◆ WHAT TO DO
Write out the records below word for word, please.

Collected data
◇ ◇ ◇ ◇ ◇ ◇ ◇

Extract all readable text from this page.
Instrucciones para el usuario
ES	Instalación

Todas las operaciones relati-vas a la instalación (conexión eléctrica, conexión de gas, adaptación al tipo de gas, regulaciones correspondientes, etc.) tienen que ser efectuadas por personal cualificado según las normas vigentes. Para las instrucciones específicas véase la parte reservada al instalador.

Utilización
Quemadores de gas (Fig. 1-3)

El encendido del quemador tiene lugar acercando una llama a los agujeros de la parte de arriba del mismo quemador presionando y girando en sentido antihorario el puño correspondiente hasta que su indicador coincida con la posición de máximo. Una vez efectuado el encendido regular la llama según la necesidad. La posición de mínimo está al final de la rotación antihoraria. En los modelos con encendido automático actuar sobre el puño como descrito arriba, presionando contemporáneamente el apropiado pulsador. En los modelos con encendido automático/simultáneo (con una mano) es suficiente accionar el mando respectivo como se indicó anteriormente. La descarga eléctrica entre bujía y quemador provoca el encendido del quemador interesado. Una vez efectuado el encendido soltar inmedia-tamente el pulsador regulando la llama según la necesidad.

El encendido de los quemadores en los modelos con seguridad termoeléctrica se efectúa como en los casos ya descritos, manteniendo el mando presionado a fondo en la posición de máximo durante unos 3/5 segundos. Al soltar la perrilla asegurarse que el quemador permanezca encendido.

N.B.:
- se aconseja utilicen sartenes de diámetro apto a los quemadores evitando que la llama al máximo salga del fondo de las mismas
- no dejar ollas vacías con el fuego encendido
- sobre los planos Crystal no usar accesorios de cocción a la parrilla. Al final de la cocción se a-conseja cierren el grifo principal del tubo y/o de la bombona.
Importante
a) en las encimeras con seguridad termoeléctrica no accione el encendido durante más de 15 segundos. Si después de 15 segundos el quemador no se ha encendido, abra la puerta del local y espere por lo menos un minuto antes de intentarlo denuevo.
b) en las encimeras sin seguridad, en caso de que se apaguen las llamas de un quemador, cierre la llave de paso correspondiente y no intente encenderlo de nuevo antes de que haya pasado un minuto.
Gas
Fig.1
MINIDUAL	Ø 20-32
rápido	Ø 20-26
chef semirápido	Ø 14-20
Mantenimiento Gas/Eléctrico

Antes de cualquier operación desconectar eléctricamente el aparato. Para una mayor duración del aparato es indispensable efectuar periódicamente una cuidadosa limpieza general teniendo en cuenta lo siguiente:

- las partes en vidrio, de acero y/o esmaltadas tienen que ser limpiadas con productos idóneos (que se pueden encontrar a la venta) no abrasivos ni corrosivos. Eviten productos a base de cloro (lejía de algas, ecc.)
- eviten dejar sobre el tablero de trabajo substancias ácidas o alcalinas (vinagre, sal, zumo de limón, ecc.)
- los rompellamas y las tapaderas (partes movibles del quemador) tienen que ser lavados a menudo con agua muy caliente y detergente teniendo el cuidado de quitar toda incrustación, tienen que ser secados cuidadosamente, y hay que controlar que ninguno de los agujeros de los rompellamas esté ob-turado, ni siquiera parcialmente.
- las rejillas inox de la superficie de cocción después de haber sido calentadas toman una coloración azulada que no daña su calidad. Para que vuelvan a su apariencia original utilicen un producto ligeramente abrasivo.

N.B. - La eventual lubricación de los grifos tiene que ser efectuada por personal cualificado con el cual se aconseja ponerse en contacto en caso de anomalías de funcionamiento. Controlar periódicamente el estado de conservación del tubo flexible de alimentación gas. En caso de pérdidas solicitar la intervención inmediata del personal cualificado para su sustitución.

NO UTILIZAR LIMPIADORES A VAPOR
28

◇ ◇ ◇ ◇ ◇ ◇ ◇

◆ TASK ANSWER
Extract all readable text from this page.
Instrucciones para el usuario
ES	Instalación

Todas las operaciones relati-vas a la instalación (conexión eléctrica, conexión de gas, adaptación al tipo de gas, regulaciones correspondientes, etc.) tienen que ser efectuadas por personal cualificado según las normas vigentes. Para las instrucciones específicas véase la parte reservada al instalador.

Utilización
Quemadores de gas (Fig. 1-3)

El encendido del quemador tiene lugar acercando una llama a los agujeros de la parte de arriba del mismo quemador presionando y girando en sentido antihorario el puño correspondiente hasta que su indicador coincida con la posición de máximo. Una vez efectuado el encendido regular la llama según la necesidad. La posición de mínimo está al final de la rotación antihoraria. En los modelos con encendido automático actuar sobre el puño como descrito arriba, presionando contemporáneamente el apropiado pulsador. En los modelos con encendido automático/simultáneo (con una mano) es suficiente accionar el mando respectivo como se indicó anteriormente. La descarga eléctrica entre bujía y quemador provoca el encendido del quemador interesado. Una vez efectuado el encendido soltar inmedia-tamente el pulsador regulando la llama según la necesidad.

El encendido de los quemadores en los modelos con seguridad termoeléctrica se efectúa como en los casos ya descritos, manteniendo el mando presionado a fondo en la posición de máximo durante unos 3/5 segundos. Al soltar la perrilla asegurarse que el quemador permanezca encendido.

N.B.:
- se aconseja utilicen sartenes de diámetro apto a los quemadores evitando que la llama al máximo salga del fondo de las mismas
- no dejar ollas vacías con el fuego encendido
- sobre los planos Crystal no usar accesorios de cocción a la parrilla. Al final de la cocción se a-conseja cierren el grifo principal del tubo y/o de la bombona.
Importante
a) en las encimeras con seguridad termoeléctrica no accione el encendido durante más de 15 segundos. Si después de 15 segundos el quemador no se ha encendido, abra la puerta del local y espere por lo menos un minuto antes de intentarlo denuevo.
b) en las encimeras sin seguridad, en caso de que se apaguen las llamas de un quemador, cierre la llave de paso correspondiente y no intente encenderlo de nuevo antes de que haya pasado un minuto.
Gas
Fig.1
MINIDUAL	Ø 20-32
rápido	Ø 20-26
chef semirápido	Ø 14-20
Mantenimiento Gas/Eléctrico

Antes de cualquier operación desconectar eléctricamente el aparato. Para una mayor duración del aparato es indispensable efectuar periódicamente una cuidadosa limpieza general teniendo en cuenta lo siguiente:

- las partes en vidrio, de acero y/o esmaltadas tienen que ser limpiadas con productos idóneos (que se pueden encontrar a la venta) no abrasivos ni corrosivos. Eviten productos a base de cloro (lejía de algas, ecc.)
- eviten dejar sobre el tablero de trabajo substancias ácidas o alcalinas (vinagre, sal, zumo de limón, ecc.)
- los rompellamas y las tapaderas (partes movibles del quemador) tienen que ser lavados a menudo con agua muy caliente y detergente teniendo el cuidado de quitar toda incrustación, tienen que ser secados cuidadosamente, y hay que controlar que ninguno de los agujeros de los rompellamas esté ob-turado, ni siquiera parcialmente.
- las rejillas inox de la superficie de cocción después de haber sido calentadas toman una coloración azulada que no daña su calidad. Para que vuelvan a su apariencia original utilicen un producto ligeramente abrasivo.

N.B. - La eventual lubricación de los grifos tiene que ser efectuada por personal cualificado con el cual se aconseja ponerse en contacto en caso de anomalías de funcionamiento. Controlar periódicamente el estado de conservación del tubo flexible de alimentación gas. En caso de pérdidas solicitar la intervención inmediata del personal cualificado para su sustitución.

NO UTILIZAR LIMPIADORES A VAPOR
28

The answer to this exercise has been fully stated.